• _WHAT IS ASKED_
Collect every line below that contains the word "soixante".

········

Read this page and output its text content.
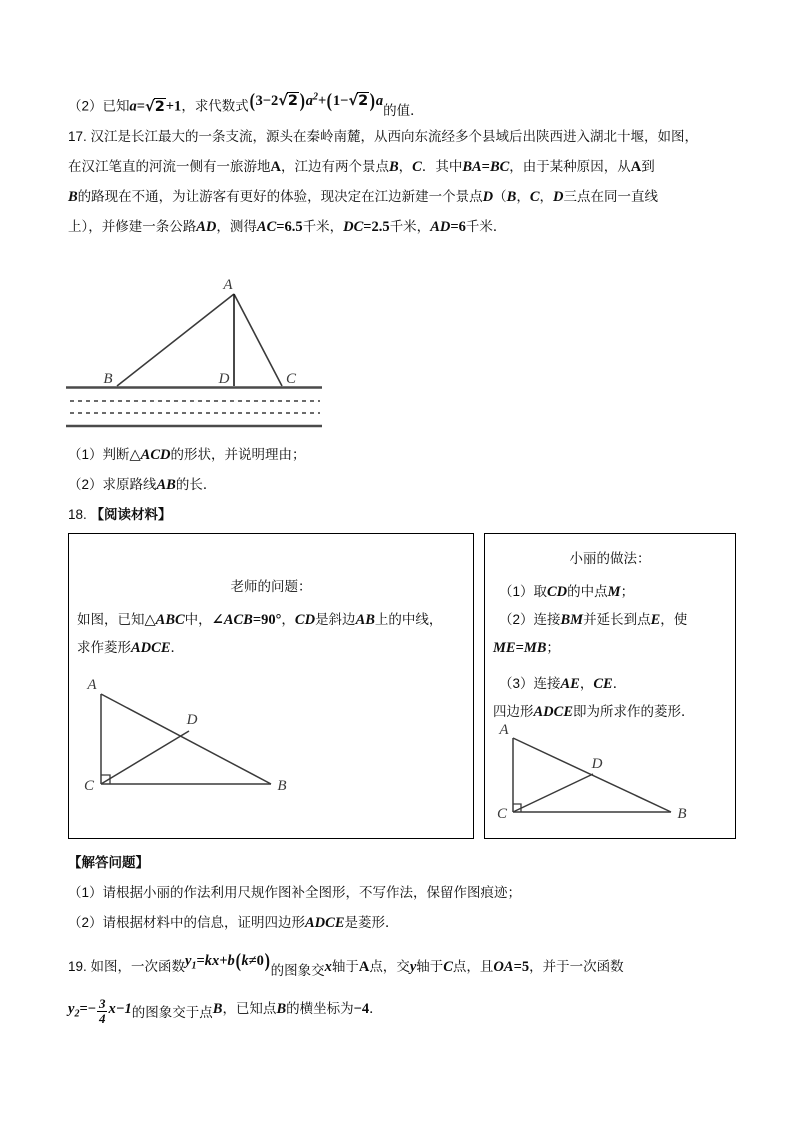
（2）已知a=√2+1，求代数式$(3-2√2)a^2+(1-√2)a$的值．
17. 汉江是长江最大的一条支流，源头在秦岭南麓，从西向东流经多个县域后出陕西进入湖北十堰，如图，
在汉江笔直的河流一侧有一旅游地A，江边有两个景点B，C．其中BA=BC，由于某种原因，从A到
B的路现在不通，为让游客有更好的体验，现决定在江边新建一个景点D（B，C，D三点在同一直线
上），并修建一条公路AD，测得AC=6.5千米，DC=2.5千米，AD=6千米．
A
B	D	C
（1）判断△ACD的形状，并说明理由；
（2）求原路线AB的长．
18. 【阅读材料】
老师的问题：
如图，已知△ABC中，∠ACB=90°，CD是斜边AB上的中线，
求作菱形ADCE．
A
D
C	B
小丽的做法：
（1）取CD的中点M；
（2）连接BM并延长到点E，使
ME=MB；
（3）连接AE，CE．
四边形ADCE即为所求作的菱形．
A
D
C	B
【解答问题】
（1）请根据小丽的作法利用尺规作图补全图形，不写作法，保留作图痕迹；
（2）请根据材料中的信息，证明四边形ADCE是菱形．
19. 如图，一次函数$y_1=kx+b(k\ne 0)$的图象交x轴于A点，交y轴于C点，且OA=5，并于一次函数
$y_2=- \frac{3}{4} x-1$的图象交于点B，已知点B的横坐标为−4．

········

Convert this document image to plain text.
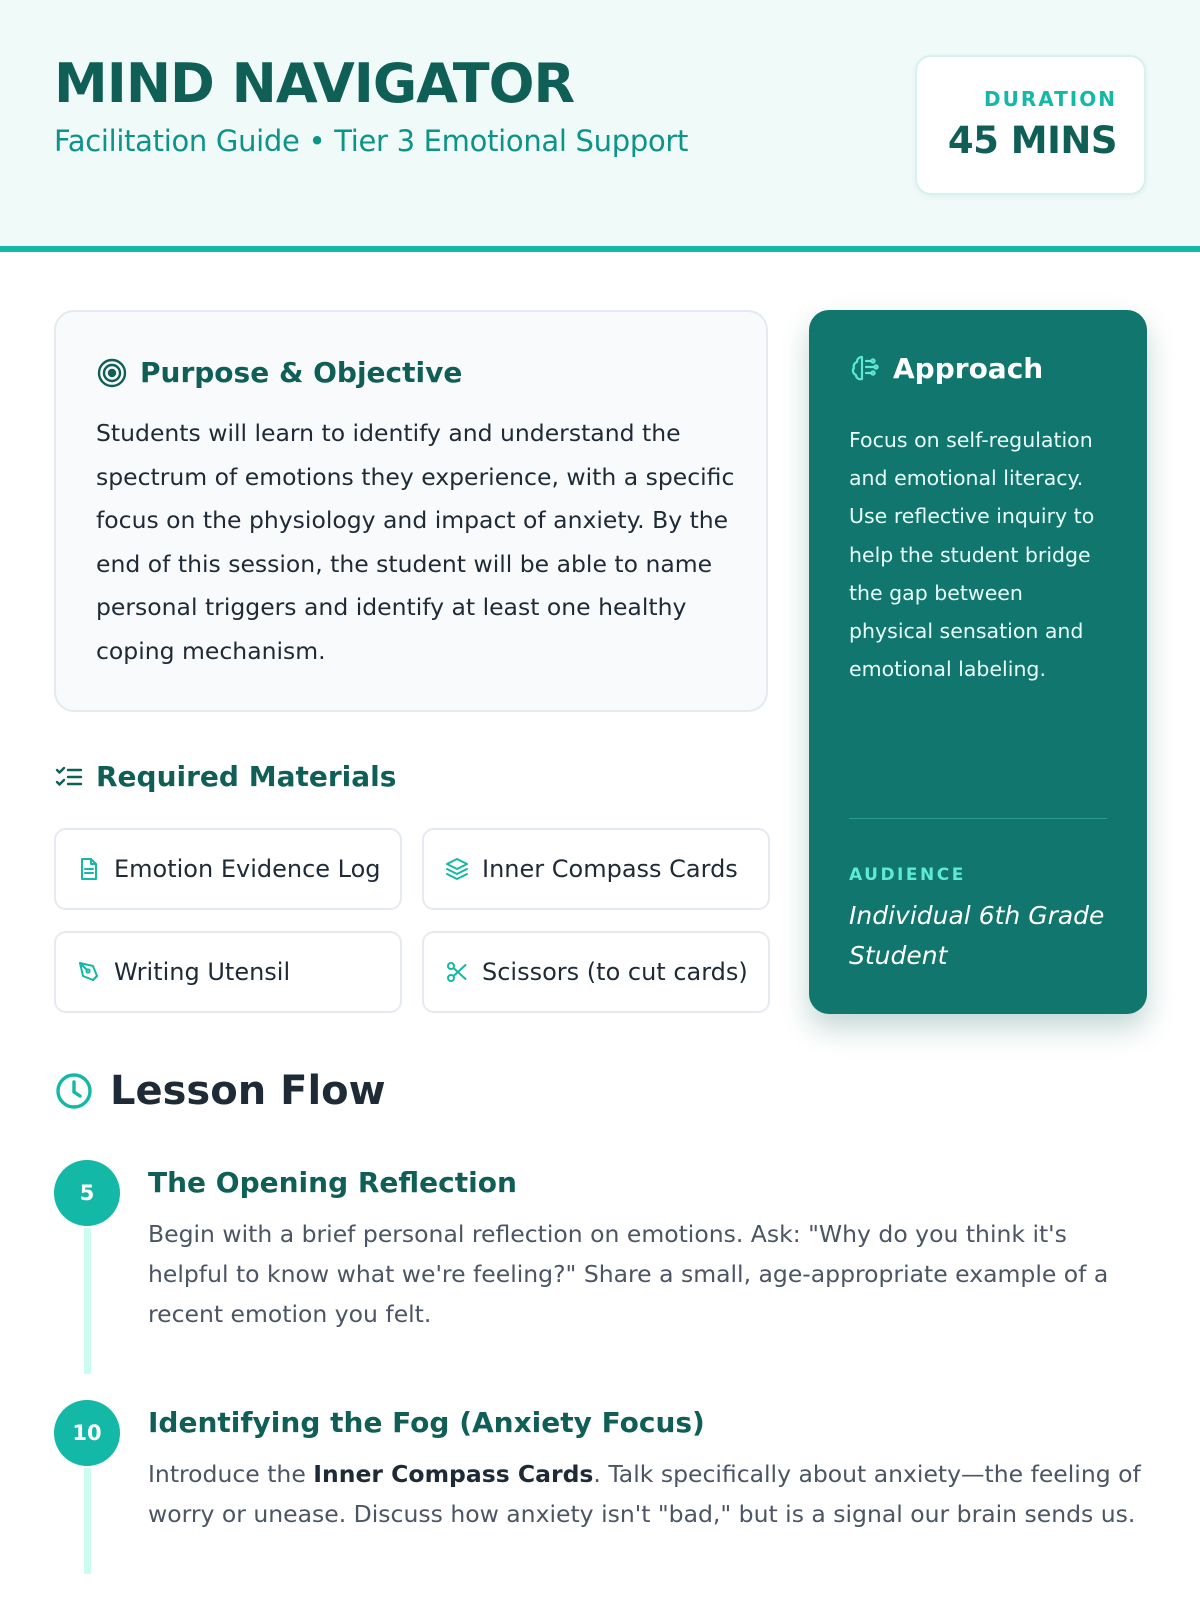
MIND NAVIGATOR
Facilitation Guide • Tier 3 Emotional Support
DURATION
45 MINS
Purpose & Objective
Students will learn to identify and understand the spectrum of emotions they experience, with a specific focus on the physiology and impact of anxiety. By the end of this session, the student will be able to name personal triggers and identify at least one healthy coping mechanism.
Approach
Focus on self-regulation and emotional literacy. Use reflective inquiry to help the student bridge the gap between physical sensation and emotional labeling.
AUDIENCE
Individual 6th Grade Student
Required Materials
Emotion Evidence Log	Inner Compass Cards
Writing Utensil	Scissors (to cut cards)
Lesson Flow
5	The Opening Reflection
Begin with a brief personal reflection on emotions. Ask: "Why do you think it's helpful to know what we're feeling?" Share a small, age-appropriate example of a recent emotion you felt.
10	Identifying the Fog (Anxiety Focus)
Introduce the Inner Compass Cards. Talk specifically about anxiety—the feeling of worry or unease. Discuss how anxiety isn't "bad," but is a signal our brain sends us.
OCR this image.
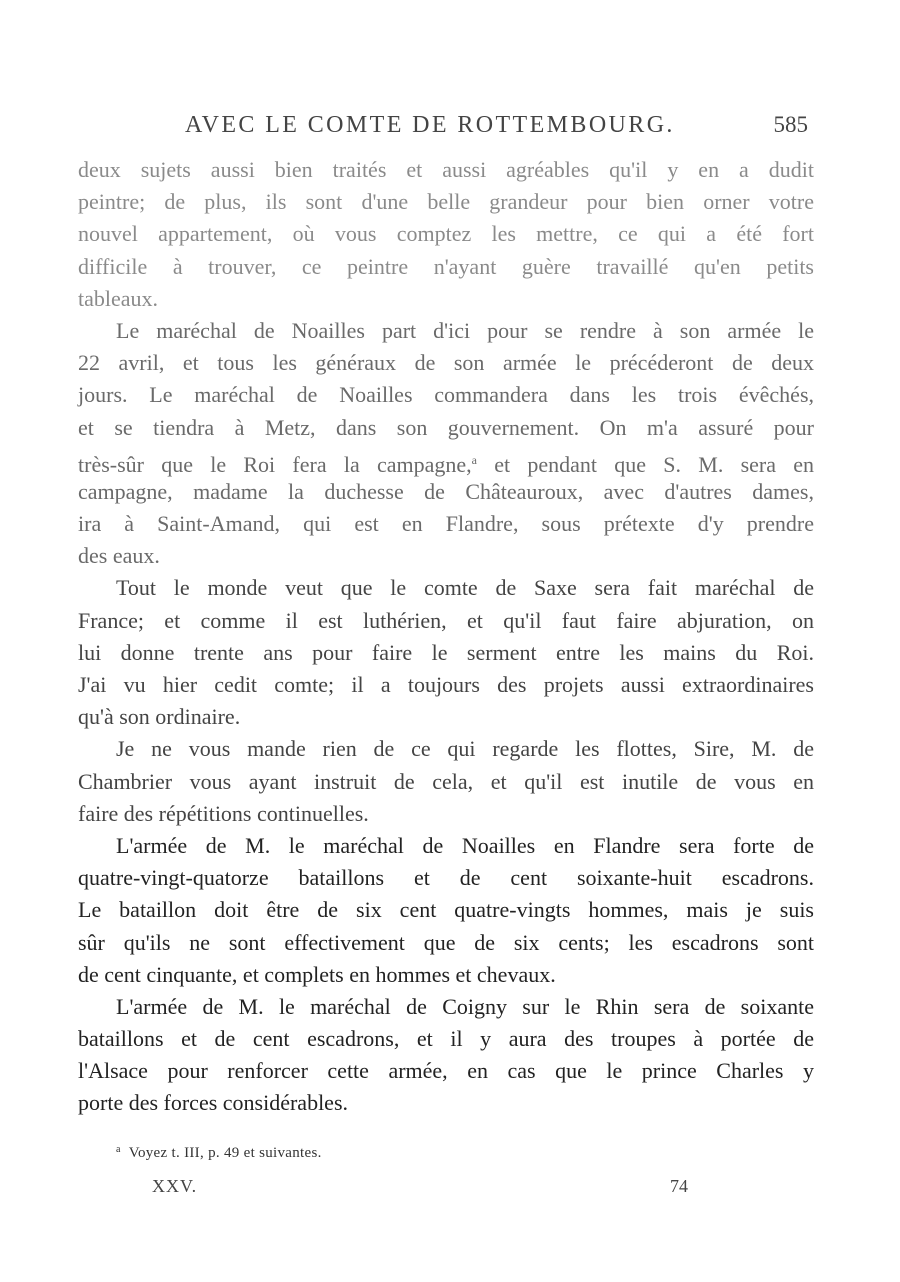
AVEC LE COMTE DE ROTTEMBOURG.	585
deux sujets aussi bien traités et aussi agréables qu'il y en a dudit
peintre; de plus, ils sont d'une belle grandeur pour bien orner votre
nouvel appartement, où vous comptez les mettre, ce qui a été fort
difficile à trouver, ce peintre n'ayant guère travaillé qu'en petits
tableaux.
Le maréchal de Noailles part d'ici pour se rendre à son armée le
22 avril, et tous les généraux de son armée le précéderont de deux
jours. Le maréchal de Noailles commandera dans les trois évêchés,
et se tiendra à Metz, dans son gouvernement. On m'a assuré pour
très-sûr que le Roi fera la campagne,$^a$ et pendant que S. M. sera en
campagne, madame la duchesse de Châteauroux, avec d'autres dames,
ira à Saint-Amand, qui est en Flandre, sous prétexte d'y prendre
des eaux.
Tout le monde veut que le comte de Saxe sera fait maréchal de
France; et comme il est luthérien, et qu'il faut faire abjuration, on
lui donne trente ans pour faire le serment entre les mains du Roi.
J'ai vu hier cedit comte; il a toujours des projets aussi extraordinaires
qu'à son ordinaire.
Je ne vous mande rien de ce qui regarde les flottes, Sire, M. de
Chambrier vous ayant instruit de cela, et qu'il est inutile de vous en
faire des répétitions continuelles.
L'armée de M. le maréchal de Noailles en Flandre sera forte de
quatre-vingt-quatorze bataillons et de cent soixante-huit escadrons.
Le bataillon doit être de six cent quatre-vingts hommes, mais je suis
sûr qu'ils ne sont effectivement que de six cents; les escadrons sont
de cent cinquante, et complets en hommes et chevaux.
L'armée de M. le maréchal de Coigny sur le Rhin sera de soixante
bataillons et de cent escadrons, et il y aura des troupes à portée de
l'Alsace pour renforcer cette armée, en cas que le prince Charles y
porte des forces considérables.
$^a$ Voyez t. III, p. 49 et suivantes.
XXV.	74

········

• _EXPECTED ANSWER_
quatre-vingt-quatorze bataillons et de cent soixante-huit escadrons.
L'armée de M. le maréchal de Coigny sur le Rhin sera de soixante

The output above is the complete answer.